本文>
──────────────────────────────
2019年6月5日、改正労働施策総合推進法が公布されました。

改正労働施策総合推進法では、職場でのハラスメント対策の強化を企業に義務付けています。この中で新たに明記された企業の義務を「パワハラ防止法」と呼びます。※改正労働施策総合推進法は、2018年6月末までは雇用対策法と呼ばれていました
<参照>労働施策総合推進法/労政時報の人事ポータルjin-jour

厚生労働省によると改正のポイントの1つはパワーハラスメント対策の法制化です。

●職場におけるパワーハラスメント防止のために、雇用管理上必要な措置を講じることが事業主の義務となります(適切な措置を講じていない場合には是正指導の対象となります)。

●パワーハラスメントに関する紛争が生じた場合、調停など個別紛争解決援助の申出を行うことができるようになります。
<引用>パワーハラスメント対策が事業主の義務となります!/厚生労働省(別紙)
──────────────────────────────
入力データ>
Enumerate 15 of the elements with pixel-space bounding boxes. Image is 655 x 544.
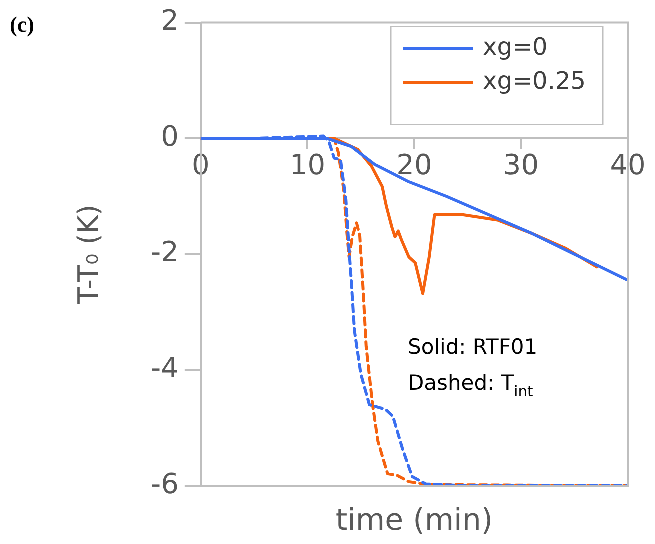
legend-label: xg=0.25 [483, 67, 586, 96]
y-tick-label: 2 [161, 4, 179, 38]
y-tick-label: -2 [150, 236, 179, 269]
y-tick-label: -6 [150, 467, 179, 500]
x-tick-label: 20 [396, 148, 432, 182]
annotation: Solid: RTF01 [408, 335, 538, 359]
y-tick-label: 0 [161, 120, 179, 153]
y-axis-title: T-T₀ (K) [72, 204, 105, 306]
x-tick-label: 40 [610, 148, 646, 182]
x-axis-title: time (min) [336, 503, 494, 538]
y-tick-label: -4 [150, 351, 179, 384]
x-tick-label: 10 [290, 148, 326, 182]
text: (c) [10, 12, 34, 37]
x-tick-label: 30 [503, 148, 540, 182]
legend-label: xg=0 [483, 33, 548, 62]
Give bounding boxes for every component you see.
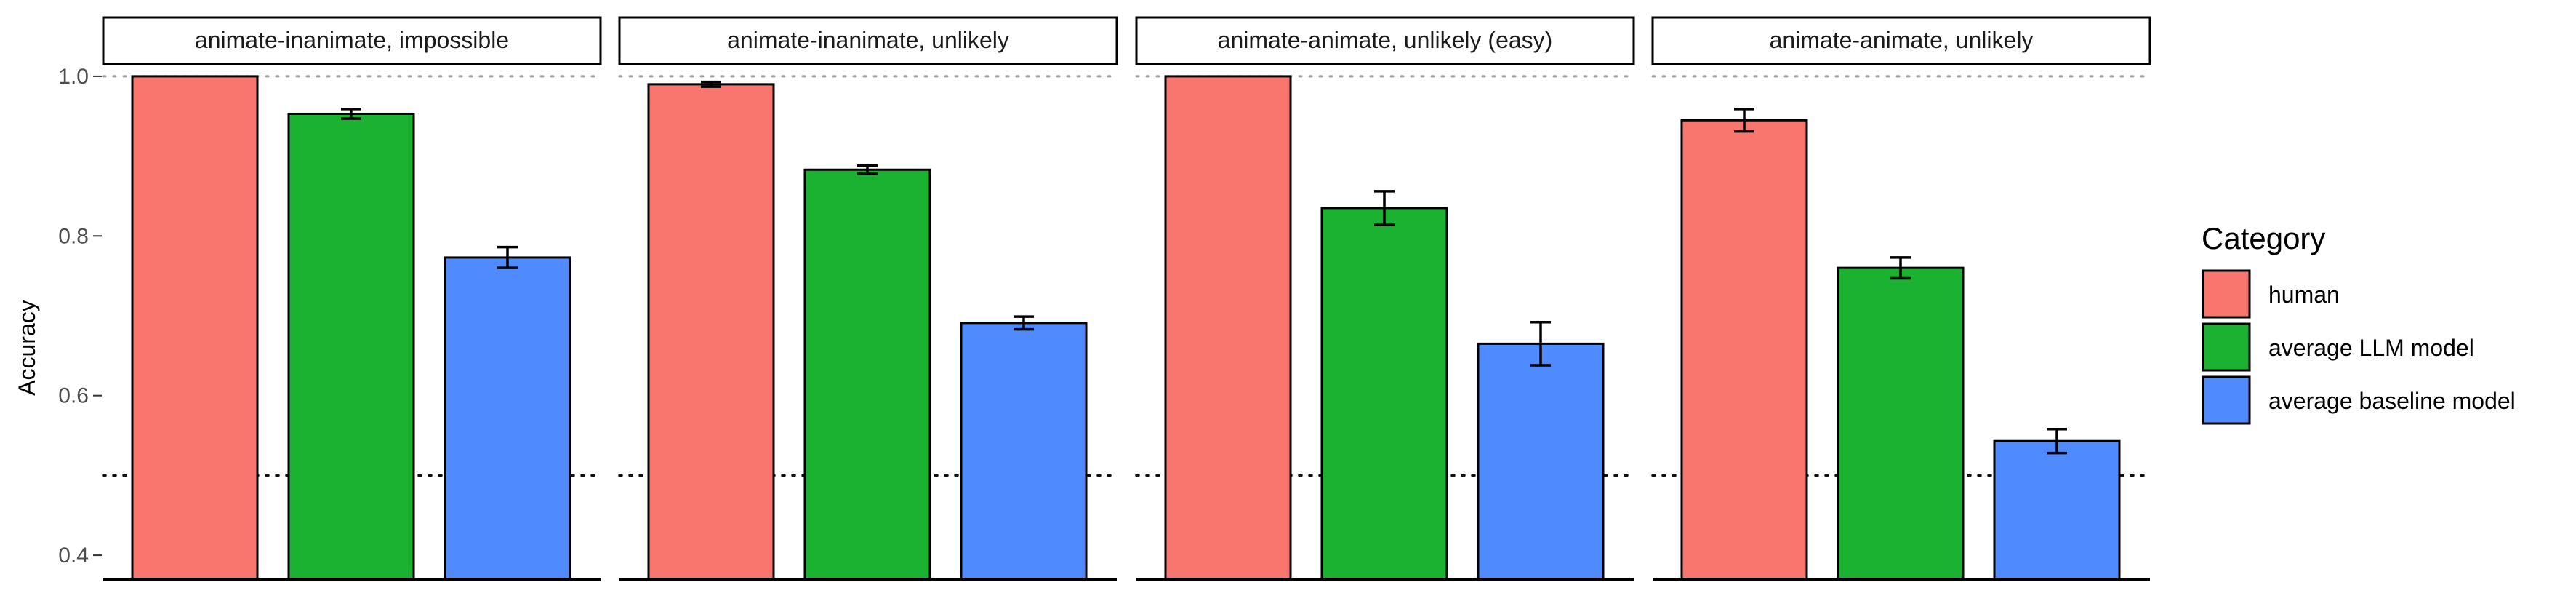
y-axis: Accuracy 0.4 0.6 0.8 1.0 bbox=[14, 65, 102, 568]
bar-average-llm-model bbox=[803, 168, 931, 581]
legend-key bbox=[2202, 375, 2251, 425]
bar-average-llm-model bbox=[1837, 266, 1965, 581]
bar-average-baseline-model bbox=[1993, 439, 2121, 581]
legend-key bbox=[2202, 322, 2251, 372]
facet-strip bbox=[102, 16, 602, 65]
bar-average-baseline-model bbox=[960, 322, 1088, 581]
y-tick-label: 0.4 bbox=[58, 544, 89, 568]
facet-panel: animate-animate, unlikely bbox=[1651, 16, 2151, 581]
legend-label: average LLM model bbox=[2268, 335, 2474, 361]
bar-human bbox=[647, 83, 775, 581]
y-tick-label: 0.8 bbox=[58, 224, 89, 248]
bar-human bbox=[1680, 119, 1808, 581]
bar-average-llm-model bbox=[1320, 207, 1448, 581]
bar-average-baseline-model bbox=[1477, 342, 1605, 581]
facet-title: animate-animate, unlikely bbox=[1770, 27, 2034, 53]
bar-human bbox=[1164, 75, 1292, 581]
plot-area: animate-inanimate, impossible animate-ina… bbox=[102, 16, 2151, 581]
facet-strip bbox=[618, 16, 1118, 65]
facet-panel: animate-animate, unlikely (easy) bbox=[1135, 16, 1635, 581]
facet-strip bbox=[1651, 16, 2151, 65]
bar-human bbox=[131, 75, 259, 581]
y-tick-label: 1.0 bbox=[58, 65, 89, 89]
legend-title: Category bbox=[2202, 221, 2325, 255]
legend: Category human average LLM model average b… bbox=[2202, 221, 2516, 425]
y-axis-title: Accuracy bbox=[14, 300, 40, 396]
facet-title: animate-inanimate, unlikely bbox=[727, 27, 1009, 53]
facet-title: animate-animate, unlikely (easy) bbox=[1218, 27, 1553, 53]
bar-average-llm-model bbox=[287, 112, 415, 581]
facet-panel: animate-inanimate, impossible bbox=[102, 16, 602, 581]
bar-average-baseline-model bbox=[444, 256, 571, 581]
facet-panel: animate-inanimate, unlikely bbox=[618, 16, 1118, 581]
facet-title: animate-inanimate, impossible bbox=[195, 27, 509, 53]
legend-label: human bbox=[2268, 282, 2340, 308]
legend-key bbox=[2202, 269, 2251, 319]
legend-label: average baseline model bbox=[2268, 388, 2516, 414]
y-tick-label: 0.6 bbox=[58, 384, 89, 408]
facet-strip bbox=[1135, 16, 1635, 65]
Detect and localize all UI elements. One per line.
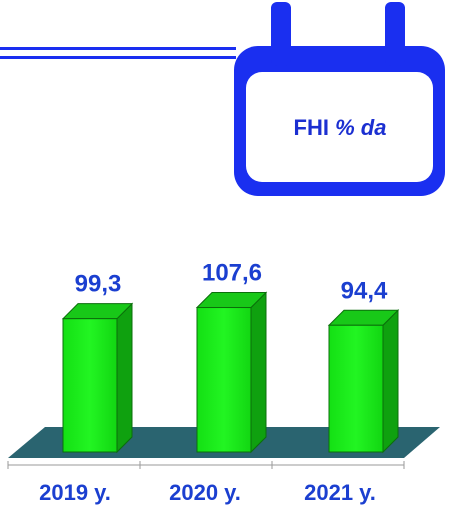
bar-front (328, 324, 384, 453)
bar-1 (61, 302, 134, 454)
category-label-2: 2020 y. (169, 480, 241, 505)
bars-layer (61, 291, 400, 454)
value-label-1: 99,3 (75, 271, 122, 298)
bar-side (382, 309, 399, 454)
bar-front (62, 318, 118, 453)
calendar-badge: FHI % da (234, 2, 445, 196)
value-label-2: 107,6 (202, 260, 262, 287)
category-label-1: 2019 y. (39, 480, 111, 505)
category-label-3: 2021 y. (304, 480, 376, 505)
bar-3 (327, 309, 400, 454)
header-rule (0, 47, 236, 59)
badge-label-italic: % da (335, 115, 386, 140)
bar-front (196, 307, 252, 453)
badge-label-main: FHI (294, 115, 329, 140)
labels-layer: 99,3 2019 y. 107,6 2020 y. 94,4 2021 y. (39, 260, 388, 505)
bar-side (116, 302, 133, 454)
bar-side (250, 291, 267, 454)
value-label-3: 94,4 (341, 277, 388, 304)
bar-2 (195, 291, 268, 454)
badge-label: FHI % da (294, 115, 387, 140)
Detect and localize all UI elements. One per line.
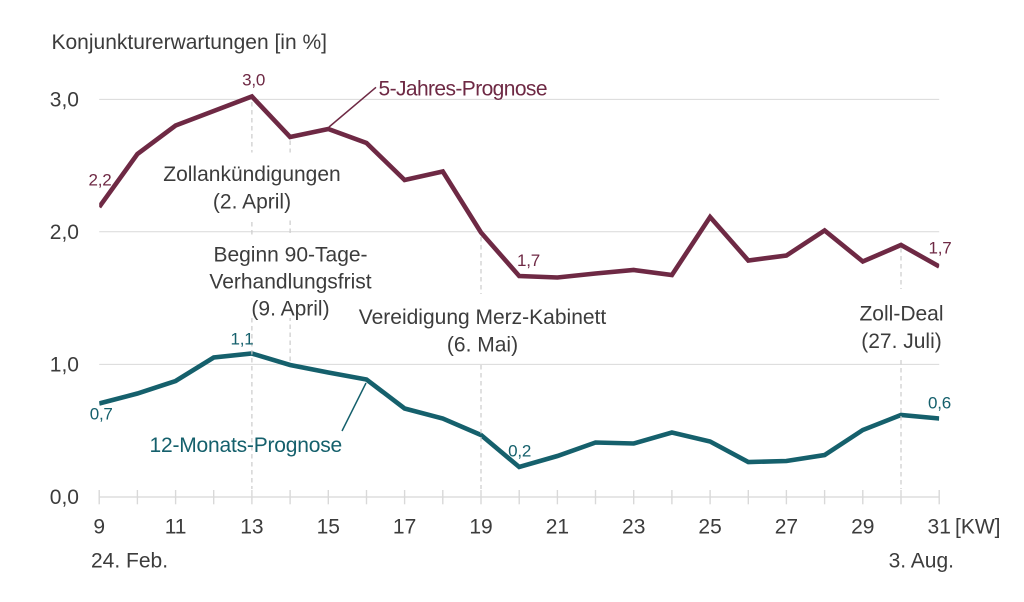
svg-text:(27. Juli): (27. Juli) bbox=[861, 330, 942, 353]
svg-text:0,6: 0,6 bbox=[928, 394, 951, 413]
svg-text:12-Monats-Prognose: 12-Monats-Prognose bbox=[150, 434, 343, 457]
svg-text:Zoll-Deal: Zoll-Deal bbox=[859, 303, 943, 326]
svg-text:Zollankündigungen: Zollankündigungen bbox=[163, 163, 340, 186]
svg-text:19: 19 bbox=[469, 516, 492, 539]
svg-text:0,7: 0,7 bbox=[90, 404, 113, 423]
svg-text:1,7: 1,7 bbox=[517, 251, 540, 270]
svg-text:0,2: 0,2 bbox=[508, 442, 531, 461]
svg-text:21: 21 bbox=[546, 516, 569, 539]
svg-text:(9. April): (9. April) bbox=[251, 297, 329, 320]
svg-text:9: 9 bbox=[93, 516, 105, 539]
svg-text:(6. Mai): (6. Mai) bbox=[447, 334, 518, 357]
svg-text:15: 15 bbox=[317, 516, 340, 539]
svg-text:Vereidigung Merz-Kabinett: Vereidigung Merz-Kabinett bbox=[359, 306, 607, 329]
svg-text:2,0: 2,0 bbox=[50, 221, 79, 244]
svg-text:Konjunkturerwartungen [in %]: Konjunkturerwartungen [in %] bbox=[52, 31, 328, 54]
svg-text:1,0: 1,0 bbox=[50, 354, 79, 377]
svg-text:2,2: 2,2 bbox=[89, 171, 112, 190]
svg-text:29: 29 bbox=[851, 516, 874, 539]
svg-text:3,0: 3,0 bbox=[50, 89, 79, 112]
svg-text:Verhandlungsfrist: Verhandlungsfrist bbox=[209, 270, 371, 293]
svg-text:0,0: 0,0 bbox=[50, 486, 79, 509]
svg-text:13: 13 bbox=[240, 516, 263, 539]
svg-text:11: 11 bbox=[165, 516, 187, 539]
svg-text:Beginn 90-Tage-: Beginn 90-Tage- bbox=[213, 243, 367, 266]
svg-text:3,0: 3,0 bbox=[242, 71, 265, 90]
svg-text:27: 27 bbox=[775, 516, 798, 539]
svg-text:23: 23 bbox=[622, 516, 645, 539]
svg-text:1,1: 1,1 bbox=[231, 330, 254, 349]
svg-text:[KW]: [KW] bbox=[955, 516, 1001, 539]
svg-text:17: 17 bbox=[393, 516, 416, 539]
svg-text:31: 31 bbox=[928, 516, 951, 539]
svg-text:(2. April): (2. April) bbox=[213, 191, 291, 214]
svg-text:24. Feb.: 24. Feb. bbox=[91, 550, 168, 573]
svg-text:3. Aug.: 3. Aug. bbox=[889, 550, 954, 573]
svg-text:5-Jahres-Prognose: 5-Jahres-Prognose bbox=[379, 77, 547, 100]
svg-text:1,7: 1,7 bbox=[929, 239, 952, 258]
svg-text:25: 25 bbox=[698, 516, 721, 539]
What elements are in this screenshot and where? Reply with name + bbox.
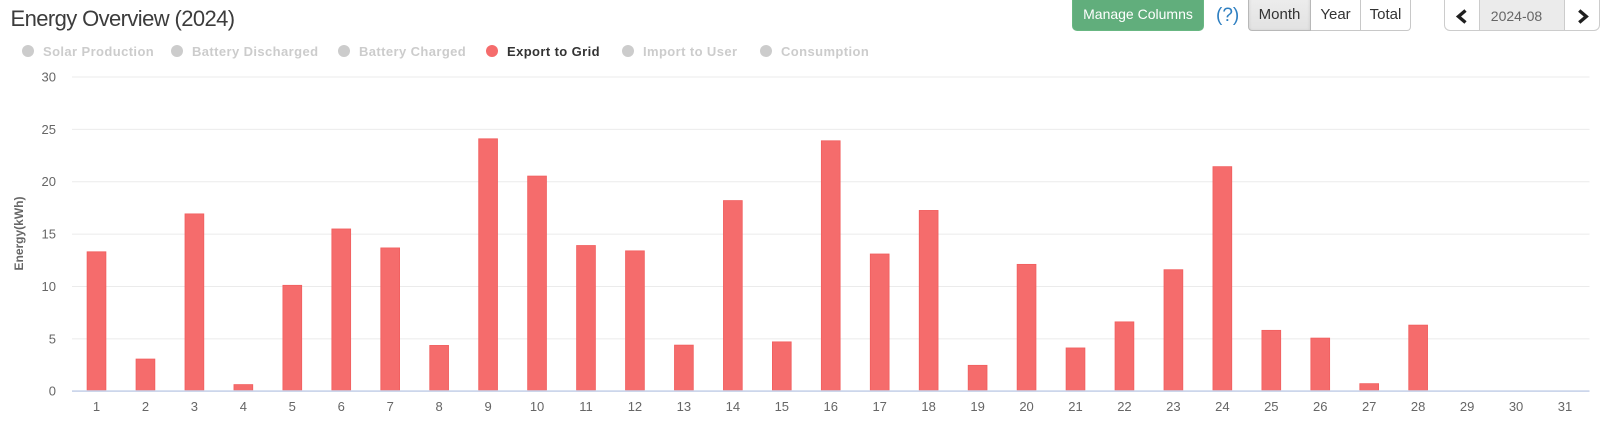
svg-text:21: 21 — [1068, 399, 1082, 414]
svg-text:27: 27 — [1362, 399, 1376, 414]
svg-text:Energy(kWh): Energy(kWh) — [12, 196, 26, 270]
svg-text:25: 25 — [1264, 399, 1278, 414]
svg-text:15: 15 — [42, 227, 56, 242]
svg-text:7: 7 — [387, 399, 394, 414]
svg-text:2: 2 — [142, 399, 149, 414]
svg-text:16: 16 — [824, 399, 838, 414]
svg-text:18: 18 — [921, 399, 935, 414]
svg-text:6: 6 — [338, 399, 345, 414]
svg-text:30: 30 — [42, 70, 56, 85]
svg-text:10: 10 — [530, 399, 544, 414]
svg-text:20: 20 — [42, 174, 56, 189]
svg-text:19: 19 — [970, 399, 984, 414]
svg-text:5: 5 — [289, 399, 296, 414]
svg-text:23: 23 — [1166, 399, 1180, 414]
svg-text:4: 4 — [240, 399, 247, 414]
svg-text:14: 14 — [726, 399, 740, 414]
svg-text:30: 30 — [1509, 399, 1523, 414]
svg-text:13: 13 — [677, 399, 691, 414]
svg-text:11: 11 — [579, 399, 593, 414]
svg-text:0: 0 — [49, 384, 56, 399]
svg-text:12: 12 — [628, 399, 642, 414]
svg-text:25: 25 — [42, 122, 56, 137]
svg-text:1: 1 — [93, 399, 100, 414]
svg-text:15: 15 — [775, 399, 789, 414]
svg-text:10: 10 — [42, 279, 56, 294]
svg-text:3: 3 — [191, 399, 198, 414]
svg-text:9: 9 — [484, 399, 491, 414]
svg-text:20: 20 — [1019, 399, 1033, 414]
svg-text:26: 26 — [1313, 399, 1327, 414]
svg-text:28: 28 — [1411, 399, 1425, 414]
svg-text:8: 8 — [436, 399, 443, 414]
svg-text:5: 5 — [49, 331, 56, 346]
svg-text:17: 17 — [872, 399, 886, 414]
svg-text:24: 24 — [1215, 399, 1229, 414]
svg-text:31: 31 — [1558, 399, 1572, 414]
svg-text:22: 22 — [1117, 399, 1131, 414]
svg-text:29: 29 — [1460, 399, 1474, 414]
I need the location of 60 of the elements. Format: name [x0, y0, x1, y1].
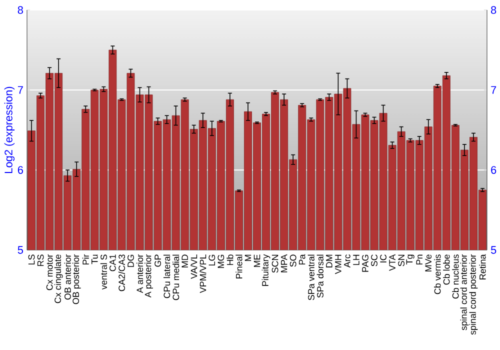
──────────────────────────────
作業内容>
1) エントリのうち、「y-axis: Accuracy 0.4」を含む行から「bar-human bbox=[1680, 119, 1808, 581]」を含む行まで(両端を含む)を、「番号」と「エントリの行」の2列からなるMarkdownの表に変換してください。空行は除いてください。
2) 改正労働施策総合推進法のパワハラ防止に関する本文を、最後の文の後から書き継いでください。
本文とエントリの間には何の関係もない。

課題の解答>
1)
| 番号 | エントリの行 |
|---|---|
| 1 | y-axis: Accuracy 0.4 0.6 0.8 1.0 bbox=[14, 65, 102, 568] |
| 2 | bar-average-llm-model bbox=[803, 168, 931, 581] |
| 3 | legend-key bbox=[2202, 375, 2251, 425] |
| 4 | bar-average-llm-model bbox=[1837, 266, 1965, 581] |
| 5 | bar-average-baseline-model bbox=[1993, 439, 2121, 581] |
| 6 | legend-key bbox=[2202, 322, 2251, 372] |
| 7 | facet-strip bbox=[102, 16, 602, 65] |
| 8 | bar-average-baseline-model bbox=[960, 322, 1088, 581] |
| 9 | y-tick-label: 0.4 bbox=[58, 544, 89, 568] |
| 10 | facet-panel: animate-animate, unlikely bbox=[1651, 16, 2151, 581] |
| 11 | legend-label: average LLM model bbox=[2268, 335, 2474, 361] |
| 12 | bar-human bbox=[647, 83, 775, 581] |
| 13 | y-tick-label: 0.8 bbox=[58, 224, 89, 248] |
| 14 | bar-human bbox=[1680, 119, 1808, 581] |

2)
職場における「パワハラ」の定義

「職務上の地位や人間関係などの職場内の優位性を背景に、業務の適正な範囲を超えて、精神的・身体的苦痛を与える、または職場環境を悪化させる行為」と定義しています。

職場におけるパワーハラスメント3つの要素

(1)優越的な関係を背景として行われること。

(2)業務上の適切な範囲を超えること。

(3)労働者の就業環境が害されること、または精神的・身体的苦痛を与えること。
ただし客観的に見て、業務上必要かつ相当な範囲だと判断される適正な業務指示、指導はパワハラにはあたりません。

つまり職位や職能が高い人が立場上、逆らえない部下・同僚(優越的な関係)に対して、仕事の範囲を超えたいじめや嫌がらせを行うことです。


【参考になる資料】
パワーハラスメントの定義について/厚生労働省
→具体的なパワハラ表現(「馬鹿」「ふざけるな」など)など具体例を交えて紹介しています。


パワハラと指導の違い


どこまでが指導?パワハラ?この判断基準が属人的ではいけません。人事院の資料によると、パワハラと指導の違いとして目的の違いをあげています。

●目的
・パワハラ=相手を馬鹿にする、排除する。自分の目的の達成(自分の思い通りにしたい)
・指導=相手の成長を促す。

●指導する際の注意点として、次の2点も挙げられています。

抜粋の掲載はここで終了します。